■ **YOUR INSTRUCTIONS**: Draw out every line with the word "Российской" from the listing below.

■ **TASK INPUT**:
· · · ·
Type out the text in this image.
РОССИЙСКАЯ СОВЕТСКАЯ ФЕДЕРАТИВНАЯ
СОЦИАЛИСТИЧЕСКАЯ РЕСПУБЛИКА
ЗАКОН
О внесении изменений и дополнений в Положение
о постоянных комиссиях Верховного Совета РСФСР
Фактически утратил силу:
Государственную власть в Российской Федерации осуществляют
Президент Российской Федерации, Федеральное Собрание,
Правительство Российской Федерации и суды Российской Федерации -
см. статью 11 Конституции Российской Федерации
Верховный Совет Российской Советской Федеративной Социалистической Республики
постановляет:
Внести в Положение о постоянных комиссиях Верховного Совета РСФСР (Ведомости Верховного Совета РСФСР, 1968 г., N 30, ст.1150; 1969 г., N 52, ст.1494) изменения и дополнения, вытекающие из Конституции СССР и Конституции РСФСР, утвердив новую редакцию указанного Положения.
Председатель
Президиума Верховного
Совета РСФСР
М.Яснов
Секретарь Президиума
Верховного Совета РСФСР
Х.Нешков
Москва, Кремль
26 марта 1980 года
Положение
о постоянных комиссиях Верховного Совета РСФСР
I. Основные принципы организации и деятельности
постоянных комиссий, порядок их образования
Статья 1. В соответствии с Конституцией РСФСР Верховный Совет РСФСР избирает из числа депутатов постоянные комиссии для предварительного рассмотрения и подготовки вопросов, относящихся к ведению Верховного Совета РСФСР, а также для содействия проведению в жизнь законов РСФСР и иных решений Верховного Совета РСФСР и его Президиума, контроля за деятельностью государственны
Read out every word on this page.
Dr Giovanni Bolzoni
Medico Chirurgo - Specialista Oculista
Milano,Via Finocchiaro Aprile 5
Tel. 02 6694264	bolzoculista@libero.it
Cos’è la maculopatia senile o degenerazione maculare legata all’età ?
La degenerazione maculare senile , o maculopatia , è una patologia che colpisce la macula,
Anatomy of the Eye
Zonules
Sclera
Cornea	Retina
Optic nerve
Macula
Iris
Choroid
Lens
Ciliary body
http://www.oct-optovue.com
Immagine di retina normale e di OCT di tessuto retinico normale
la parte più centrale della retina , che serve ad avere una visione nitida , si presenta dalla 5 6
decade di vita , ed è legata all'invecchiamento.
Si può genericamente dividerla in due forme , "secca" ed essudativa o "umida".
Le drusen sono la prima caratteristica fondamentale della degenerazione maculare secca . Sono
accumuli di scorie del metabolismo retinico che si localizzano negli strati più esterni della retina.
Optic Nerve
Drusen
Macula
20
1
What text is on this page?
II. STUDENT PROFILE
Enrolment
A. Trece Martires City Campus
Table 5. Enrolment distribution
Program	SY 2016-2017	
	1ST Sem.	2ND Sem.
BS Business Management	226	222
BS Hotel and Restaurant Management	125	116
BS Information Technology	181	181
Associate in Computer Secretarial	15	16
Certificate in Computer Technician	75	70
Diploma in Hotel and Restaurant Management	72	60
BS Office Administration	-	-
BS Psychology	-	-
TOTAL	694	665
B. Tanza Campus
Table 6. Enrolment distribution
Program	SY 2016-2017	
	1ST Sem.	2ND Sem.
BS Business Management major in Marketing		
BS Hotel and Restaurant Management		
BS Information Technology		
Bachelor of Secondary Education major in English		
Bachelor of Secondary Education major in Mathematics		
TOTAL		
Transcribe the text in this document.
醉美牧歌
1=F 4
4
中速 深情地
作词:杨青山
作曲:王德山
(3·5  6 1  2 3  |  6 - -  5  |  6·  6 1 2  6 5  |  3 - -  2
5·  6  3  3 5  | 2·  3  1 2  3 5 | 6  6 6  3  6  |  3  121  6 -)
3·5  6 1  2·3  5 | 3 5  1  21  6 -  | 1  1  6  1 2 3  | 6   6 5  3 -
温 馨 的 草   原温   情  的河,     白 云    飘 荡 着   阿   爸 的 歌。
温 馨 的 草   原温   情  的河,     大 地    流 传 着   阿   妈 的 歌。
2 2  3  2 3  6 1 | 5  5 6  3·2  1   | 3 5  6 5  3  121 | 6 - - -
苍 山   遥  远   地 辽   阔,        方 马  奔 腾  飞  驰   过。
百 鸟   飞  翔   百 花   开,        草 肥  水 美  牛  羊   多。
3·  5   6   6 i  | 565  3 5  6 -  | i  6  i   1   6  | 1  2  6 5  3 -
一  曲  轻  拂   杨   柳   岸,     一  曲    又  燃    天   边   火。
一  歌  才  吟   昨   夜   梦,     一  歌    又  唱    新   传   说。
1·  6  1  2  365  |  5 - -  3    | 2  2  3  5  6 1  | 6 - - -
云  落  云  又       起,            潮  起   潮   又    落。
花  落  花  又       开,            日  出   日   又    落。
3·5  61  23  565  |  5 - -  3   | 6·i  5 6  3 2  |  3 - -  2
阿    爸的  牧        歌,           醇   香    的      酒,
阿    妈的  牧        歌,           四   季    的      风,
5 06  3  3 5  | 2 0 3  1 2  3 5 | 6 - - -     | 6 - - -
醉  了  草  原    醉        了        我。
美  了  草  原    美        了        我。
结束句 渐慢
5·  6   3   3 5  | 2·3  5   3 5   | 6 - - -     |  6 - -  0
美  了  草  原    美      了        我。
· · · ·
■ **SOLUTION**:
Государственную власть в Российской Федерации осуществляют
Президент Российской Федерации, Федеральное Собрание,
Правительство Российской Федерации и суды Российской Федерации -
см. статью 11 Конституции Российской Федерации
Верховный Совет Российской Советской Федеративной Социалистической Республики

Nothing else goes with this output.